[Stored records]
· · · · ·
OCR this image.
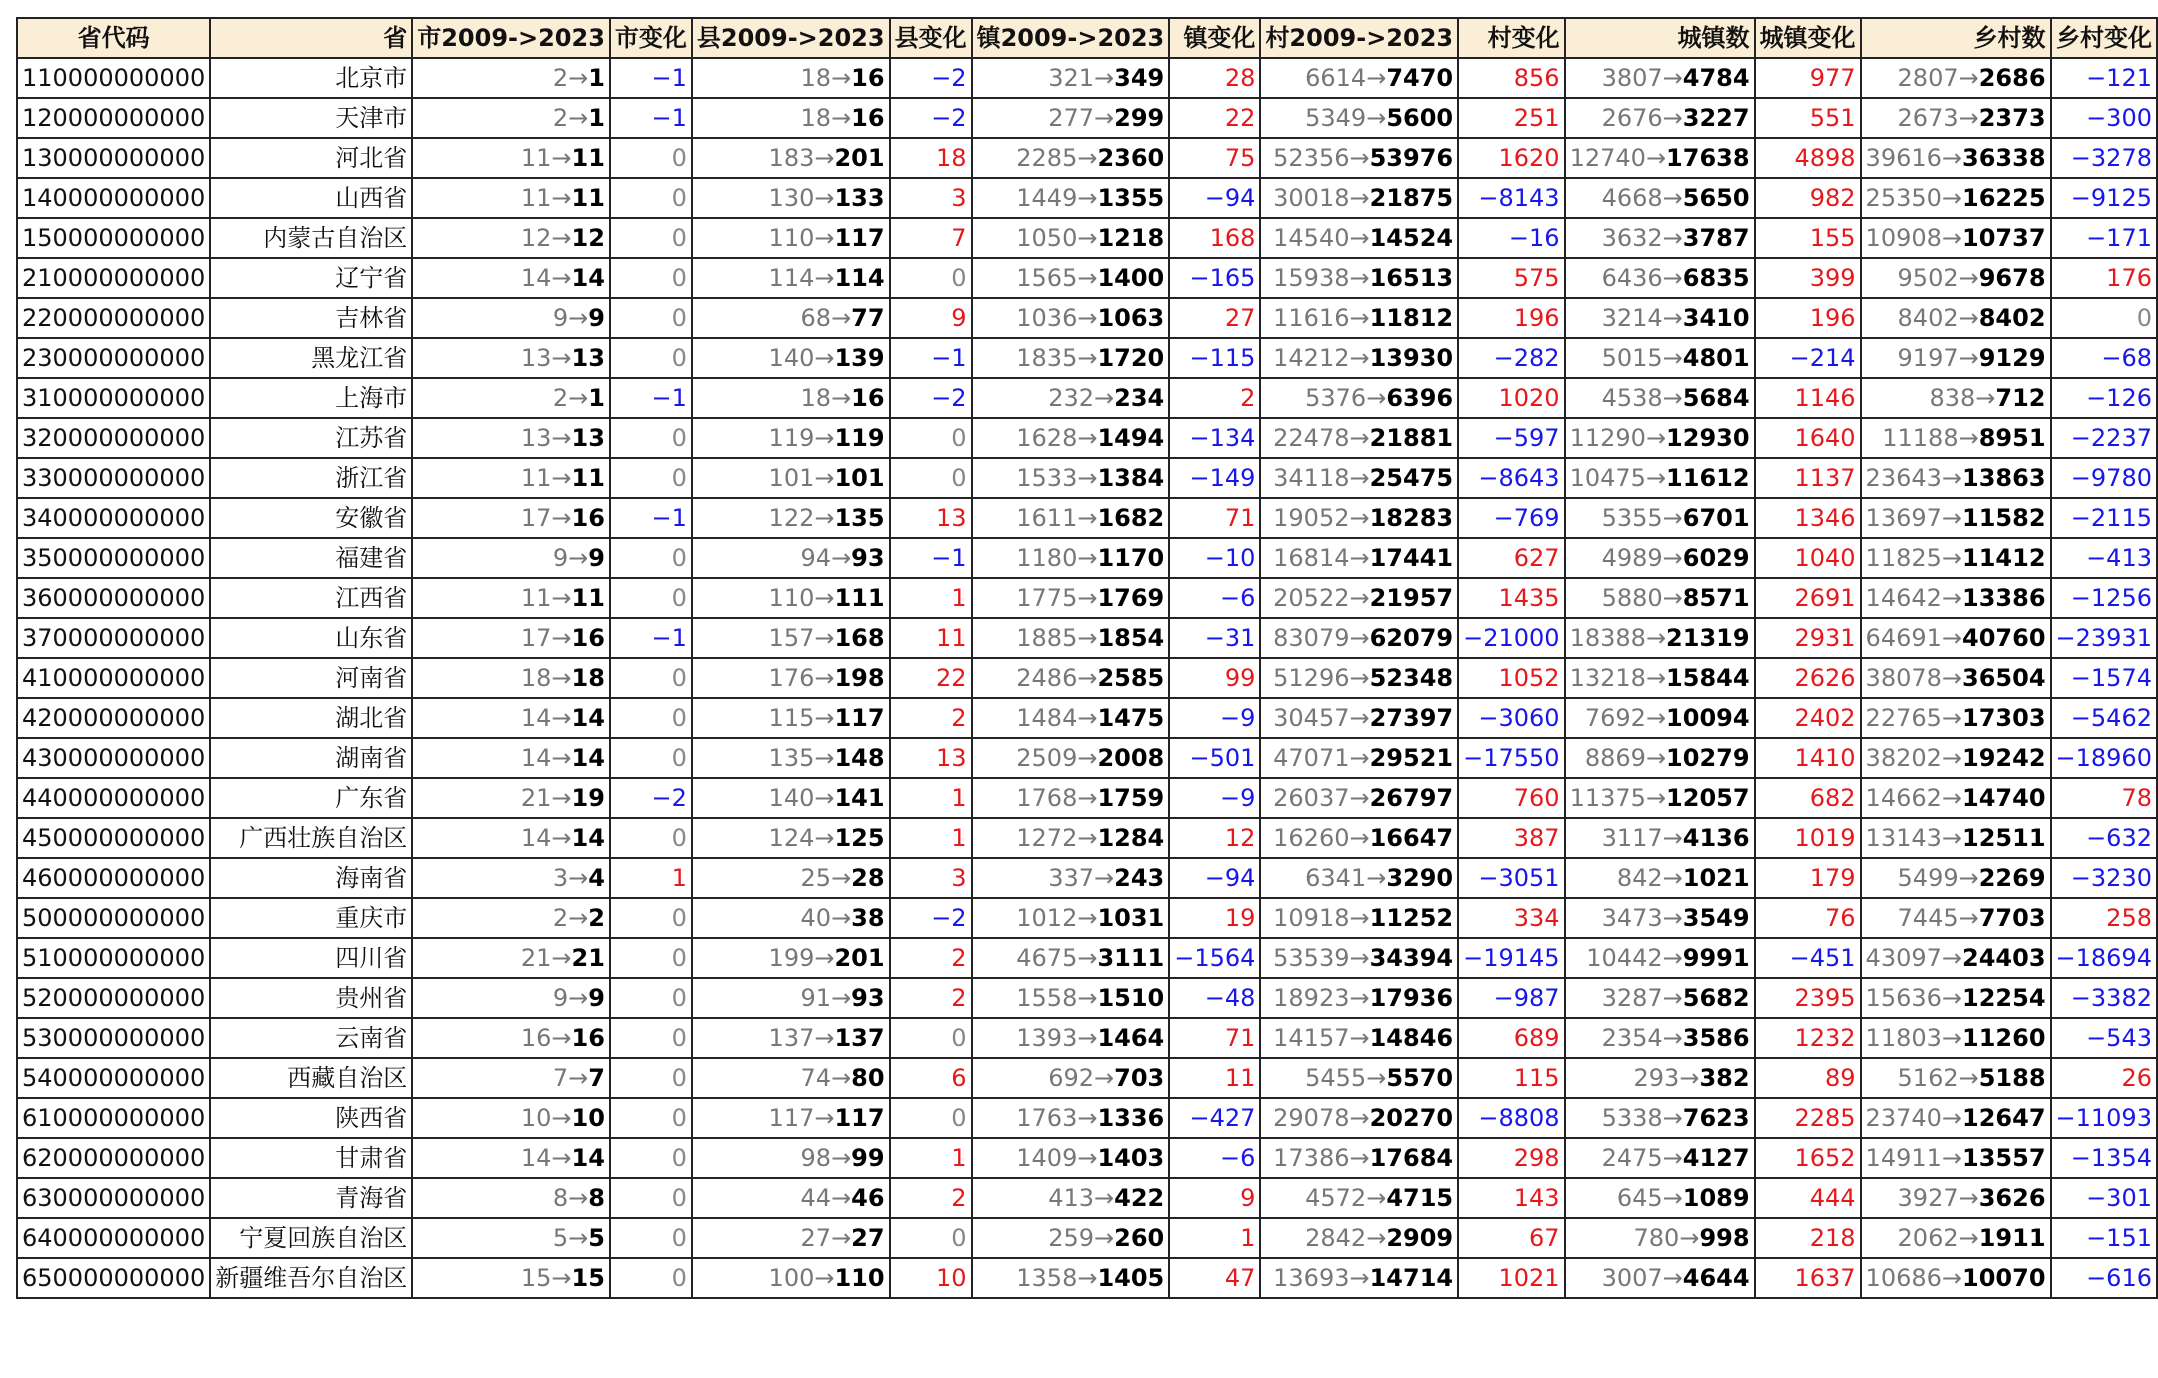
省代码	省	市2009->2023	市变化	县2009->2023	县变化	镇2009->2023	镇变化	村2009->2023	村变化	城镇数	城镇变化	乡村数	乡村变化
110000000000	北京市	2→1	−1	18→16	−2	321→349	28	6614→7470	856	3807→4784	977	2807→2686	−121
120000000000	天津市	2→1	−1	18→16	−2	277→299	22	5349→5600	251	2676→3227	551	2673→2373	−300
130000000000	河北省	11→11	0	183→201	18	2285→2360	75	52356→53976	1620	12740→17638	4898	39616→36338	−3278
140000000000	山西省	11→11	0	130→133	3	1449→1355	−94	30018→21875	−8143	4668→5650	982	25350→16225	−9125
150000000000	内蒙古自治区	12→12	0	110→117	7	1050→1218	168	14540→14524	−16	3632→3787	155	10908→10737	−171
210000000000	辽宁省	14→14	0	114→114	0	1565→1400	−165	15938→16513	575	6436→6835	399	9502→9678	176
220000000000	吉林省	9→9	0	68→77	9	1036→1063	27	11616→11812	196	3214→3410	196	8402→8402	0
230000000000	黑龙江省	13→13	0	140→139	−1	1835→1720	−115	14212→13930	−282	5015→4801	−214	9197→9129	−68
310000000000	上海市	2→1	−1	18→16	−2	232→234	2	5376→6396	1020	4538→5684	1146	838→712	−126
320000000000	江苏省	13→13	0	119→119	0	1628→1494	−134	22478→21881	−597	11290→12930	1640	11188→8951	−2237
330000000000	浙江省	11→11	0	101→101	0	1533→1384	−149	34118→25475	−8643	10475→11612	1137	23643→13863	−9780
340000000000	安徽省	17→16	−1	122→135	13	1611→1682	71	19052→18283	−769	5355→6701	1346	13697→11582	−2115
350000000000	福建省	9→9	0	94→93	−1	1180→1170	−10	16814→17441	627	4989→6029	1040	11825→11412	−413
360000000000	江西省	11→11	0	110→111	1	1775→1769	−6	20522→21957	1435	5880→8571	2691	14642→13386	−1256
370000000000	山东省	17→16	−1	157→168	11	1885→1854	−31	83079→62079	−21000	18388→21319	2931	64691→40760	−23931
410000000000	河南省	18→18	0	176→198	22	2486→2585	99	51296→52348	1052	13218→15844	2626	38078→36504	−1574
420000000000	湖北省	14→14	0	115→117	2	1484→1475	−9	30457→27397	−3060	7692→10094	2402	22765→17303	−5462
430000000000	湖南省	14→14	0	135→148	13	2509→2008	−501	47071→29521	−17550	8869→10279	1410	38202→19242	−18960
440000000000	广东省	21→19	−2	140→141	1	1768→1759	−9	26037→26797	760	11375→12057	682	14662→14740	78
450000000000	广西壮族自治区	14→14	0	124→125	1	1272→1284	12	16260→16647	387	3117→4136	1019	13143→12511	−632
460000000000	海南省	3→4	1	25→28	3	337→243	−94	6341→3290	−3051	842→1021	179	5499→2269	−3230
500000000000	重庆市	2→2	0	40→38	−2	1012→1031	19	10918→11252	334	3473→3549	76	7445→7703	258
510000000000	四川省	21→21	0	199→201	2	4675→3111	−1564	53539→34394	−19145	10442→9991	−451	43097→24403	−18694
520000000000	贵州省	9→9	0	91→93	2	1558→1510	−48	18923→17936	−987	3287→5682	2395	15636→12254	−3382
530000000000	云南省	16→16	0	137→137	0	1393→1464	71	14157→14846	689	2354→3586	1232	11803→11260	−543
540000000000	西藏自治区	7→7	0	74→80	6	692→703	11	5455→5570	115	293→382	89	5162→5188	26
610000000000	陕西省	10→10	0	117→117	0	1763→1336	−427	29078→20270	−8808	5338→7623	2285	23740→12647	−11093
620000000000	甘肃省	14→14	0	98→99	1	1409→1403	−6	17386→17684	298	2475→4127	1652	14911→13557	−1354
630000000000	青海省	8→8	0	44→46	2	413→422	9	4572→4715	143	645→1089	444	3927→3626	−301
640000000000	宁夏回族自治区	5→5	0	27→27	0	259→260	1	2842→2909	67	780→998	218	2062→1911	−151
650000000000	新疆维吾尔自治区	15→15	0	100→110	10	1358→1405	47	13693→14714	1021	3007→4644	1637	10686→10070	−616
· · · · ·
Repeat the material above word for word, please, apart from its images.

#### Exercise result
OCR this image.
省代码	省	市2009->2023	市变化	县2009->2023	县变化	镇2009->2023	镇变化	村2009->2023	村变化	城镇数	城镇变化	乡村数	乡村变化
110000000000	北京市	2→1	−1	18→16	−2	321→349	28	6614→7470	856	3807→4784	977	2807→2686	−121
120000000000	天津市	2→1	−1	18→16	−2	277→299	22	5349→5600	251	2676→3227	551	2673→2373	−300
130000000000	河北省	11→11	0	183→201	18	2285→2360	75	52356→53976	1620	12740→17638	4898	39616→36338	−3278
140000000000	山西省	11→11	0	130→133	3	1449→1355	−94	30018→21875	−8143	4668→5650	982	25350→16225	−9125
150000000000	内蒙古自治区	12→12	0	110→117	7	1050→1218	168	14540→14524	−16	3632→3787	155	10908→10737	−171
210000000000	辽宁省	14→14	0	114→114	0	1565→1400	−165	15938→16513	575	6436→6835	399	9502→9678	176
220000000000	吉林省	9→9	0	68→77	9	1036→1063	27	11616→11812	196	3214→3410	196	8402→8402	0
230000000000	黑龙江省	13→13	0	140→139	−1	1835→1720	−115	14212→13930	−282	5015→4801	−214	9197→9129	−68
310000000000	上海市	2→1	−1	18→16	−2	232→234	2	5376→6396	1020	4538→5684	1146	838→712	−126
320000000000	江苏省	13→13	0	119→119	0	1628→1494	−134	22478→21881	−597	11290→12930	1640	11188→8951	−2237
330000000000	浙江省	11→11	0	101→101	0	1533→1384	−149	34118→25475	−8643	10475→11612	1137	23643→13863	−9780
340000000000	安徽省	17→16	−1	122→135	13	1611→1682	71	19052→18283	−769	5355→6701	1346	13697→11582	−2115
350000000000	福建省	9→9	0	94→93	−1	1180→1170	−10	16814→17441	627	4989→6029	1040	11825→11412	−413
360000000000	江西省	11→11	0	110→111	1	1775→1769	−6	20522→21957	1435	5880→8571	2691	14642→13386	−1256
370000000000	山东省	17→16	−1	157→168	11	1885→1854	−31	83079→62079	−21000	18388→21319	2931	64691→40760	−23931
410000000000	河南省	18→18	0	176→198	22	2486→2585	99	51296→52348	1052	13218→15844	2626	38078→36504	−1574
420000000000	湖北省	14→14	0	115→117	2	1484→1475	−9	30457→27397	−3060	7692→10094	2402	22765→17303	−5462
430000000000	湖南省	14→14	0	135→148	13	2509→2008	−501	47071→29521	−17550	8869→10279	1410	38202→19242	−18960
440000000000	广东省	21→19	−2	140→141	1	1768→1759	−9	26037→26797	760	11375→12057	682	14662→14740	78
450000000000	广西壮族自治区	14→14	0	124→125	1	1272→1284	12	16260→16647	387	3117→4136	1019	13143→12511	−632
460000000000	海南省	3→4	1	25→28	3	337→243	−94	6341→3290	−3051	842→1021	179	5499→2269	−3230
500000000000	重庆市	2→2	0	40→38	−2	1012→1031	19	10918→11252	334	3473→3549	76	7445→7703	258
510000000000	四川省	21→21	0	199→201	2	4675→3111	−1564	53539→34394	−19145	10442→9991	−451	43097→24403	−18694
520000000000	贵州省	9→9	0	91→93	2	1558→1510	−48	18923→17936	−987	3287→5682	2395	15636→12254	−3382
530000000000	云南省	16→16	0	137→137	0	1393→1464	71	14157→14846	689	2354→3586	1232	11803→11260	−543
540000000000	西藏自治区	7→7	0	74→80	6	692→703	11	5455→5570	115	293→382	89	5162→5188	26
610000000000	陕西省	10→10	0	117→117	0	1763→1336	−427	29078→20270	−8808	5338→7623	2285	23740→12647	−11093
620000000000	甘肃省	14→14	0	98→99	1	1409→1403	−6	17386→17684	298	2475→4127	1652	14911→13557	−1354
630000000000	青海省	8→8	0	44→46	2	413→422	9	4572→4715	143	645→1089	444	3927→3626	−301
640000000000	宁夏回族自治区	5→5	0	27→27	0	259→260	1	2842→2909	67	780→998	218	2062→1911	−151
650000000000	新疆维吾尔自治区	15→15	0	100→110	10	1358→1405	47	13693→14714	1021	3007→4644	1637	10686→10070	−616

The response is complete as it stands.